*Passage given*:
┄┄┄┄┄┄

WaveRNN is a PyTorch implementation of DeepMind’s WaveRNN vocoder, bundled with a Tacotron-style TTS front end to form a complete text-to-speech stack. As a vocoder, WaveRNN models raw audio with a compact recurrent neural network that can generate high-quality waveforms more efficiently than many traditional autoregressive models. The repository includes scripts and code for preprocessing datasets such as LJSpeech, training Tacotron to produce mel spectrograms, training WaveRNN on those spectrograms (with optional GTA data), and finally generating audio. A quick_start.py script allows users to immediately synthesize example sentences from a pretrained model and inspect both generated audio and attention plots. For custom TTS, the project guides you through training Tacotron, forcing GTA spectrogram export when desired, training WaveRNN with or without GTA, and then running joint generation.

┄┄┄┄┄┄

*Directive A*:
In the WaveRNN description, which dataset is named as an example for preprocessing?

*Information supplied*:

┄┄┄┄┄┄

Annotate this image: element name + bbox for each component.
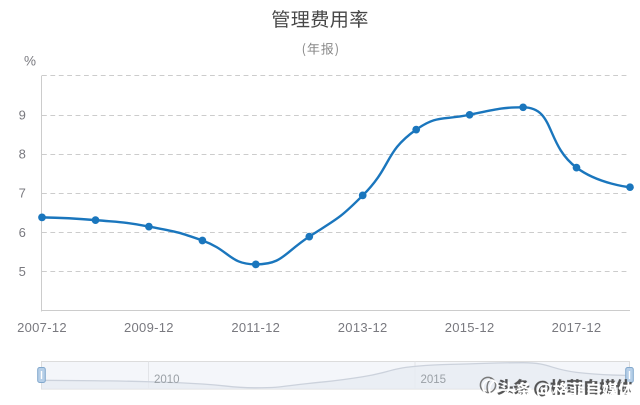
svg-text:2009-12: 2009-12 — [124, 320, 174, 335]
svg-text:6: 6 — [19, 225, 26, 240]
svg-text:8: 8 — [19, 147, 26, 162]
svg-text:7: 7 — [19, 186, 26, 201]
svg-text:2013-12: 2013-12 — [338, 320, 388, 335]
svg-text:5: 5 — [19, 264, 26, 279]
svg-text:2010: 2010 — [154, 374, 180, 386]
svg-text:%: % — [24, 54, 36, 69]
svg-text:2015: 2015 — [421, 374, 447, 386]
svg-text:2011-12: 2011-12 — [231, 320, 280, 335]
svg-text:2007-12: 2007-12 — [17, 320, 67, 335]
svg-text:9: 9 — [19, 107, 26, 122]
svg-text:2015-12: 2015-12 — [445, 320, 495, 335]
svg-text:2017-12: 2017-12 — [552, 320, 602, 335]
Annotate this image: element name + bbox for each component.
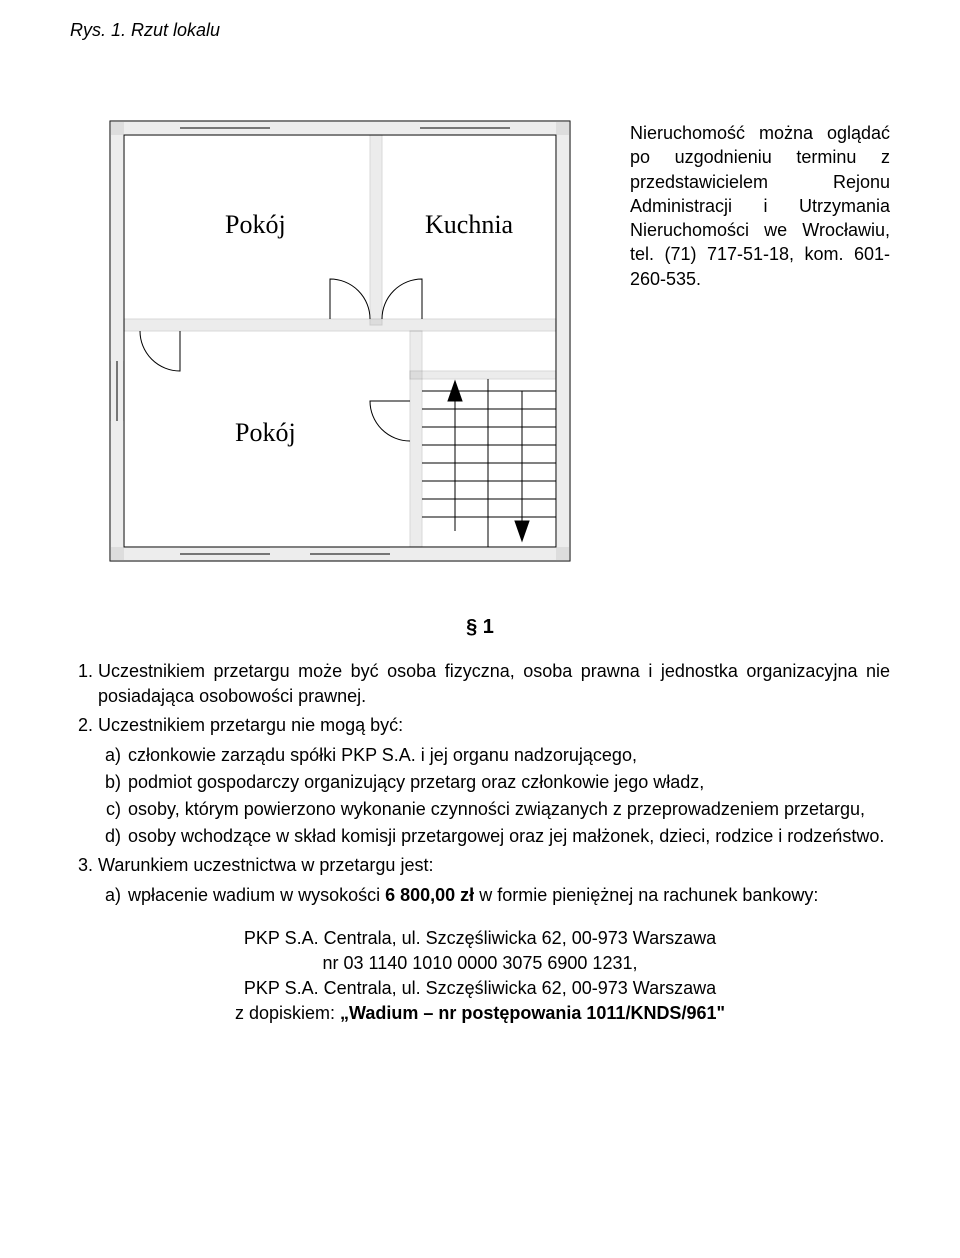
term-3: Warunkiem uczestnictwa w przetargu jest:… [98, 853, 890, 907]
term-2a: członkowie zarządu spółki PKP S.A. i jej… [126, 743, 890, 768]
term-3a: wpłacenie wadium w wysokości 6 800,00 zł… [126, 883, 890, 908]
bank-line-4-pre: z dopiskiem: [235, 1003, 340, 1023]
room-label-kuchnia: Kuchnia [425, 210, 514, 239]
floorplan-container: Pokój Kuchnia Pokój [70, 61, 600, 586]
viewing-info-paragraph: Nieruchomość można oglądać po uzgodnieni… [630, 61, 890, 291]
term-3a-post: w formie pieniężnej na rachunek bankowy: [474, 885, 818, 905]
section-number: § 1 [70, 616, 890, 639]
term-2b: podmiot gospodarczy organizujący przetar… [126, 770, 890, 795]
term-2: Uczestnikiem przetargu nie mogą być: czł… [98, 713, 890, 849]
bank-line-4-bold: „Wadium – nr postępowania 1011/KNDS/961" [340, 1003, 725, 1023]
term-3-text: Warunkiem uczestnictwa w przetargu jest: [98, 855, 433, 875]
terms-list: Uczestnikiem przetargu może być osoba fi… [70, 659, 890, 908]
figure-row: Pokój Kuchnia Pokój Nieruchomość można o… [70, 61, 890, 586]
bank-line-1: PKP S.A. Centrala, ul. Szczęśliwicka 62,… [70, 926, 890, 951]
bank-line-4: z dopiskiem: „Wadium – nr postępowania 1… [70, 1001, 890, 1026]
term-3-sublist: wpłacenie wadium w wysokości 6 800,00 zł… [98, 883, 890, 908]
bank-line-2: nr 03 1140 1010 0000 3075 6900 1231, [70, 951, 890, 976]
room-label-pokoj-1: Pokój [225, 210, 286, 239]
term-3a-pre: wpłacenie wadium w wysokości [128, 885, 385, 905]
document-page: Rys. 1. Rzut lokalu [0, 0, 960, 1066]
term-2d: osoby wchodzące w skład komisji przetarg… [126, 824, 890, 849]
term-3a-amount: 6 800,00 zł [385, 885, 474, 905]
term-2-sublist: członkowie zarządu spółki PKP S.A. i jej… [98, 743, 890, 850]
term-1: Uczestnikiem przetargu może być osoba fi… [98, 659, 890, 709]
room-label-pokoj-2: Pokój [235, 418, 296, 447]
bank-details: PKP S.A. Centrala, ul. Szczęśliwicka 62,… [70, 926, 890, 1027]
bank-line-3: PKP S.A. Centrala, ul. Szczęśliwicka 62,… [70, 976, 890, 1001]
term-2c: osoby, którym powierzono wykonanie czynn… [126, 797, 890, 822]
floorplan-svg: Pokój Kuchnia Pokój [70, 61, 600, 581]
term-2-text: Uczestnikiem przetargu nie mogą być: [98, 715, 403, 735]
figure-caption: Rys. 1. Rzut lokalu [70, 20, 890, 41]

┄┄┄┄┄┄

*Directive B*:
Quote the lines of the listing from the line with "term-3: Warunkiem uczestnictwa" up to and including the line with "term-3a-pre: wpłacenie wadium".

*Exercise result A*:
LJSpeech

*Exercise result B*:
term-3: Warunkiem uczestnictwa w przetargu jest:… [98, 853, 890, 907]
term-2a: członkowie zarządu spółki PKP S.A. i jej… [126, 743, 890, 768]
term-3a: wpłacenie wadium w wysokości 6 800,00 zł… [126, 883, 890, 908]
bank-line-4-pre: z dopiskiem: [235, 1003, 340, 1023]
room-label-kuchnia: Kuchnia [425, 210, 514, 239]
floorplan-container: Pokój Kuchnia Pokój [70, 61, 600, 586]
viewing-info-paragraph: Nieruchomość można oglądać po uzgodnieni… [630, 61, 890, 291]
term-3a-post: w formie pieniężnej na rachunek bankowy: [474, 885, 818, 905]
section-number: § 1 [70, 616, 890, 639]
term-2b: podmiot gospodarczy organizujący przetar… [126, 770, 890, 795]
term-2: Uczestnikiem przetargu nie mogą być: czł… [98, 713, 890, 849]
bank-line-4-bold: „Wadium – nr postępowania 1011/KNDS/961" [340, 1003, 725, 1023]
term-3-text: Warunkiem uczestnictwa w przetargu jest: [98, 855, 433, 875]
terms-list: Uczestnikiem przetargu może być osoba fi… [70, 659, 890, 908]
figure-row: Pokój Kuchnia Pokój Nieruchomość można o… [70, 61, 890, 586]
bank-line-1: PKP S.A. Centrala, ul. Szczęśliwicka 62,… [70, 926, 890, 951]
bank-line-4: z dopiskiem: „Wadium – nr postępowania 1… [70, 1001, 890, 1026]
term-3-sublist: wpłacenie wadium w wysokości 6 800,00 zł… [98, 883, 890, 908]
bank-line-2: nr 03 1140 1010 0000 3075 6900 1231, [70, 951, 890, 976]
room-label-pokoj-1: Pokój [225, 210, 286, 239]
term-3a-pre: wpłacenie wadium w wysokości [128, 885, 385, 905]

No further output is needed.